- What to produce
Set out each line of the data below as a numbered list, skipping any blank lines and leaving out the pictures.

- Given information
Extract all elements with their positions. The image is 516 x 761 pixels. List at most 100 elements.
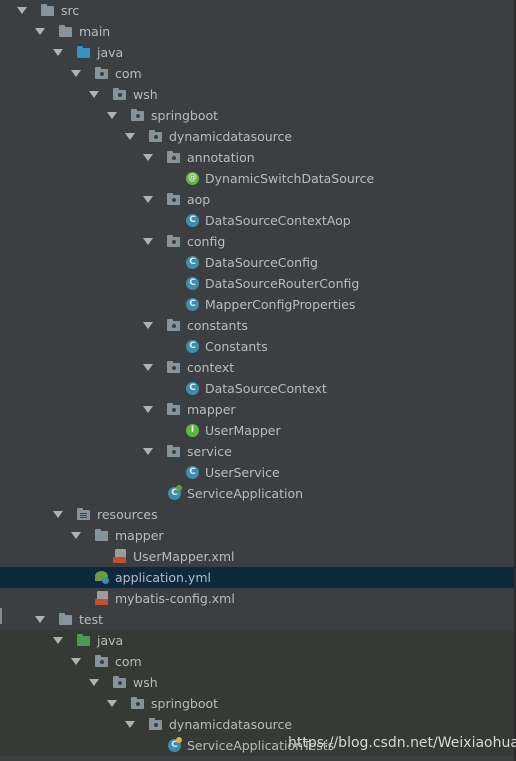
tree-row-constants[interactable]: C Constants: [0, 336, 516, 357]
tree-row-label: constants: [187, 318, 248, 333]
tree-row-dynamicdatasource[interactable]: dynamicdatasource: [0, 714, 516, 735]
package-icon: [167, 360, 182, 375]
annotation-icon: @: [186, 172, 199, 185]
expand-arrow-icon[interactable]: [143, 364, 153, 371]
tree-row-label: application.yml: [115, 570, 211, 585]
tree-row-src[interactable]: src: [0, 0, 516, 21]
tree-row-label: wsh: [133, 87, 158, 102]
spring-boot-class-icon: C: [167, 485, 182, 501]
tree-row-com[interactable]: com: [0, 651, 516, 672]
tree-row-main[interactable]: main: [0, 21, 516, 42]
tree-row-usermapper-xml[interactable]: UserMapper.xml: [0, 546, 516, 567]
tree-row-label: mapper: [187, 402, 236, 417]
tree-row-application-yml[interactable]: application.yml: [0, 567, 516, 588]
tree-row-java[interactable]: java: [0, 42, 516, 63]
tree-row-label: com: [115, 66, 142, 81]
tree-row-label: service: [187, 444, 232, 459]
tree-row-wsh[interactable]: wsh: [0, 672, 516, 693]
tree-row-label: wsh: [133, 675, 158, 690]
expand-arrow-icon[interactable]: [17, 7, 27, 14]
yaml-file-icon: [95, 570, 110, 585]
tree-row-label: com: [115, 654, 142, 669]
tree-row-datasourceconfig[interactable]: C DataSourceConfig: [0, 252, 516, 273]
source-folder-icon: [77, 45, 92, 60]
expand-arrow-icon[interactable]: [143, 154, 153, 161]
tree-row-config[interactable]: config: [0, 231, 516, 252]
expand-arrow-icon[interactable]: [71, 70, 81, 77]
tree-row-label: DataSourceContext: [205, 381, 327, 396]
folder-icon: [95, 528, 110, 543]
expand-arrow-icon[interactable]: [53, 49, 63, 56]
package-icon: [149, 717, 164, 732]
package-icon: [167, 150, 182, 165]
tree-row-label: MapperConfigProperties: [205, 297, 356, 312]
expand-arrow-icon[interactable]: [143, 196, 153, 203]
tree-row-label: context: [187, 360, 235, 375]
tree-row-springboot[interactable]: springboot: [0, 105, 516, 126]
tree-row-aop[interactable]: aop: [0, 189, 516, 210]
tree-row-dynamicswitchdatasource[interactable]: @ DynamicSwitchDataSource: [0, 168, 516, 189]
expand-arrow-icon[interactable]: [71, 658, 81, 665]
tree-row-label: mapper: [115, 528, 164, 543]
tree-row-label: DataSourceConfig: [205, 255, 318, 270]
expand-arrow-icon[interactable]: [35, 616, 45, 623]
package-icon: [167, 318, 182, 333]
expand-arrow-icon[interactable]: [143, 238, 153, 245]
tree-row-label: mybatis-config.xml: [115, 591, 235, 606]
class-icon: C: [185, 213, 200, 228]
interface-icon: I: [185, 423, 200, 438]
expand-arrow-icon[interactable]: [125, 133, 135, 140]
tree-row-java[interactable]: java: [0, 630, 516, 651]
tree-row-constants[interactable]: constants: [0, 315, 516, 336]
class-icon: C: [185, 465, 200, 480]
tree-row-label: resources: [97, 507, 158, 522]
tree-row-mybatis-config-xml[interactable]: mybatis-config.xml: [0, 588, 516, 609]
expand-arrow-icon[interactable]: [35, 28, 45, 35]
tree-row-resources[interactable]: resources: [0, 504, 516, 525]
class-icon: C: [185, 339, 200, 354]
class-icon: C: [185, 297, 200, 312]
tree-row-wsh[interactable]: wsh: [0, 84, 516, 105]
expand-arrow-icon[interactable]: [53, 637, 63, 644]
tree-row-serviceapplication[interactable]: C ServiceApplication: [0, 483, 516, 504]
tree-row-label: springboot: [151, 108, 219, 123]
expand-arrow-icon[interactable]: [71, 532, 81, 539]
class-icon: C: [185, 381, 200, 396]
tree-row-mapper[interactable]: mapper: [0, 399, 516, 420]
tree-row-dynamicdatasource[interactable]: dynamicdatasource: [0, 126, 516, 147]
tree-row-mapperconfigproperties[interactable]: C MapperConfigProperties: [0, 294, 516, 315]
gutter-marker: [0, 608, 2, 624]
package-icon: [149, 129, 164, 144]
tree-row-userservice[interactable]: C UserService: [0, 462, 516, 483]
class-icon: C: [185, 276, 200, 291]
package-icon: [167, 444, 182, 459]
tree-row-datasourcecontextaop[interactable]: C DataSourceContextAop: [0, 210, 516, 231]
tree-row-service[interactable]: service: [0, 441, 516, 462]
watermark: https://blog.csdn.net/Weixiaohuai: [288, 735, 516, 751]
tree-row-datasourcecontext[interactable]: C DataSourceContext: [0, 378, 516, 399]
expand-arrow-icon[interactable]: [53, 511, 63, 518]
tree-row-label: springboot: [151, 696, 219, 711]
expand-arrow-icon[interactable]: [107, 700, 117, 707]
expand-arrow-icon[interactable]: [125, 721, 135, 728]
tree-row-annotation[interactable]: annotation: [0, 147, 516, 168]
tree-row-label: ServiceApplication: [187, 486, 304, 501]
tree-row-label: config: [187, 234, 226, 249]
tree-row-mapper[interactable]: mapper: [0, 525, 516, 546]
expand-arrow-icon[interactable]: [143, 406, 153, 413]
expand-arrow-icon[interactable]: [89, 91, 99, 98]
tree-row-springboot[interactable]: springboot: [0, 693, 516, 714]
expand-arrow-icon[interactable]: [89, 679, 99, 686]
folder-icon: [41, 3, 56, 18]
tree-row-context[interactable]: context: [0, 357, 516, 378]
tree-row-com[interactable]: com: [0, 63, 516, 84]
resources-folder-icon: [77, 507, 92, 522]
tree-row-datasourcerouterconfig[interactable]: C DataSourceRouterConfig: [0, 273, 516, 294]
tree-row-usermapper[interactable]: I UserMapper: [0, 420, 516, 441]
tree-row-test[interactable]: test: [0, 609, 516, 630]
expand-arrow-icon[interactable]: [107, 112, 117, 119]
package-icon: [167, 402, 182, 417]
expand-arrow-icon[interactable]: [143, 448, 153, 455]
tree-row-label: DataSourceRouterConfig: [205, 276, 360, 291]
expand-arrow-icon[interactable]: [143, 322, 153, 329]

- Response
1. Extract all elements with their positions. The image is 516 x 761 pixels. List at most 100 elements.
2. tree-row-constants[interactable]: C Constants: [0, 336, 516, 357]
3. tree-row-label: constants: [187, 318, 248, 333]
4. tree-row-dynamicdatasource[interactable]: dynamicdatasource: [0, 714, 516, 735]
5. package-icon: [167, 360, 182, 375]
6. annotation-icon: @: [186, 172, 199, 185]
7. expand-arrow-icon[interactable]: [143, 364, 153, 371]
8. tree-row-label: application.yml: [115, 570, 211, 585]
9. tree-row-src[interactable]: src: [0, 0, 516, 21]
10. tree-row-label: wsh: [133, 87, 158, 102]
11. spring-boot-class-icon: C: [167, 485, 182, 501]
12. tree-row-com[interactable]: com: [0, 651, 516, 672]
13. tree-row-main[interactable]: main: [0, 21, 516, 42]
14. tree-row-usermapper-xml[interactable]: UserMapper.xml: [0, 546, 516, 567]
15. tree-row-label: mapper: [187, 402, 236, 417]
16. tree-row-application-yml[interactable]: application.yml: [0, 567, 516, 588]
17. tree-row-java[interactable]: java: [0, 42, 516, 63]
18. tree-row-label: com: [115, 66, 142, 81]
19. tree-row-label: service: [187, 444, 232, 459]
20. tree-row-wsh[interactable]: wsh: [0, 672, 516, 693]
21. tree-row-label: wsh: [133, 675, 158, 690]
22. expand-arrow-icon[interactable]: [17, 7, 27, 14]
23. yaml-file-icon: [95, 570, 110, 585]
24. tree-row-label: com: [115, 654, 142, 669]
25. tree-row-datasourceconfig[interactable]: C DataSourceConfig: [0, 252, 516, 273]
26. source-folder-icon: [77, 45, 92, 60]
27. expand-arrow-icon[interactable]: [143, 154, 153, 161]
28. tree-row-config[interactable]: config: [0, 231, 516, 252]
29. expand-arrow-icon[interactable]: [71, 70, 81, 77]
30. tree-row-label: DataSourceContext: [205, 381, 327, 396]
31. folder-icon: [95, 528, 110, 543]
32. expand-arrow-icon[interactable]: [53, 49, 63, 56]
33. package-icon: [149, 717, 164, 732]
34. package-icon: [167, 150, 182, 165]
35. tree-row-label: MapperConfigProperties: [205, 297, 356, 312]
36. expand-arrow-icon[interactable]: [143, 196, 153, 203]
37. tree-row-label: context: [187, 360, 235, 375]
38. tree-row-springboot[interactable]: springboot: [0, 105, 516, 126]
39. tree-row-aop[interactable]: aop: [0, 189, 516, 210]
40. tree-row-dynamicswitchdatasource[interactable]: @ DynamicSwitchDataSource: [0, 168, 516, 189]
41. expand-arrow-icon[interactable]: [71, 658, 81, 665]
42. tree-row-label: mapper: [115, 528, 164, 543]
43. tree-row-label: DataSourceConfig: [205, 255, 318, 270]
44. expand-arrow-icon[interactable]: [35, 616, 45, 623]
45. package-icon: [167, 318, 182, 333]
46. expand-arrow-icon[interactable]: [143, 238, 153, 245]
47. tree-row-label: mybatis-config.xml: [115, 591, 235, 606]
48. class-icon: C: [185, 213, 200, 228]
49. interface-icon: I: [185, 423, 200, 438]
50. expand-arrow-icon[interactable]: [125, 133, 135, 140]
51. tree-row-java[interactable]: java: [0, 630, 516, 651]
52. tree-row-constants[interactable]: constants: [0, 315, 516, 336]
53. class-icon: C: [185, 465, 200, 480]
54. tree-row-label: resources: [97, 507, 158, 522]
55. tree-row-mybatis-config-xml[interactable]: mybatis-config.xml: [0, 588, 516, 609]
56. expand-arrow-icon[interactable]: [35, 28, 45, 35]
57. tree-row-resources[interactable]: resources: [0, 504, 516, 525]
58. class-icon: C: [185, 339, 200, 354]
59. class-icon: C: [185, 297, 200, 312]
60. tree-row-wsh[interactable]: wsh: [0, 84, 516, 105]
61. expand-arrow-icon[interactable]: [53, 637, 63, 644]
62. tree-row-serviceapplication[interactable]: C ServiceApplication: [0, 483, 516, 504]
63. tree-row-label: springboot: [151, 108, 219, 123]
64. expand-arrow-icon[interactable]: [71, 532, 81, 539]
65. class-icon: C: [185, 381, 200, 396]
66. tree-row-mapper[interactable]: mapper: [0, 399, 516, 420]
67. tree-row-dynamicdatasource[interactable]: dynamicdatasource: [0, 126, 516, 147]
68. tree-row-mapperconfigproperties[interactable]: C MapperConfigProperties: [0, 294, 516, 315]
69. gutter-marker: [0, 608, 2, 624]
70. package-icon: [149, 129, 164, 144]
71. tree-row-userservice[interactable]: C UserService: [0, 462, 516, 483]
72. class-icon: C: [185, 276, 200, 291]
73. package-icon: [167, 444, 182, 459]
74. tree-row-datasourcecontextaop[interactable]: C DataSourceContextAop: [0, 210, 516, 231]
75. tree-row-service[interactable]: service: [0, 441, 516, 462]
76. watermark: https://blog.csdn.net/Weixiaohuai: [288, 735, 516, 751]
77. tree-row-datasourcecontext[interactable]: C DataSourceContext: [0, 378, 516, 399]
78. expand-arrow-icon[interactable]: [53, 511, 63, 518]
79. tree-row-label: springboot: [151, 696, 219, 711]
80. expand-arrow-icon[interactable]: [107, 700, 117, 707]
81. expand-arrow-icon[interactable]: [125, 721, 135, 728]
82. tree-row-annotation[interactable]: annotation: [0, 147, 516, 168]
83. tree-row-label: ServiceApplication: [187, 486, 304, 501]
84. tree-row-label: config: [187, 234, 226, 249]
85. tree-row-mapper[interactable]: mapper: [0, 525, 516, 546]
86. expand-arrow-icon[interactable]: [143, 406, 153, 413]
87. expand-arrow-icon[interactable]: [89, 91, 99, 98]
88. tree-row-springboot[interactable]: springboot: [0, 693, 516, 714]
89. expand-arrow-icon[interactable]: [89, 679, 99, 686]
90. folder-icon: [41, 3, 56, 18]
91. tree-row-context[interactable]: context: [0, 357, 516, 378]
92. tree-row-com[interactable]: com: [0, 63, 516, 84]
93. resources-folder-icon: [77, 507, 92, 522]
94. tree-row-datasourcerouterconfig[interactable]: C DataSourceRouterConfig: [0, 273, 516, 294]
95. tree-row-usermapper[interactable]: I UserMapper: [0, 420, 516, 441]
96. tree-row-test[interactable]: test: [0, 609, 516, 630]
97. expand-arrow-icon[interactable]: [107, 112, 117, 119]
98. package-icon: [167, 402, 182, 417]
99. expand-arrow-icon[interactable]: [143, 448, 153, 455]
100. tree-row-label: DataSourceRouterConfig: [205, 276, 360, 291]
101. expand-arrow-icon[interactable]: [143, 322, 153, 329]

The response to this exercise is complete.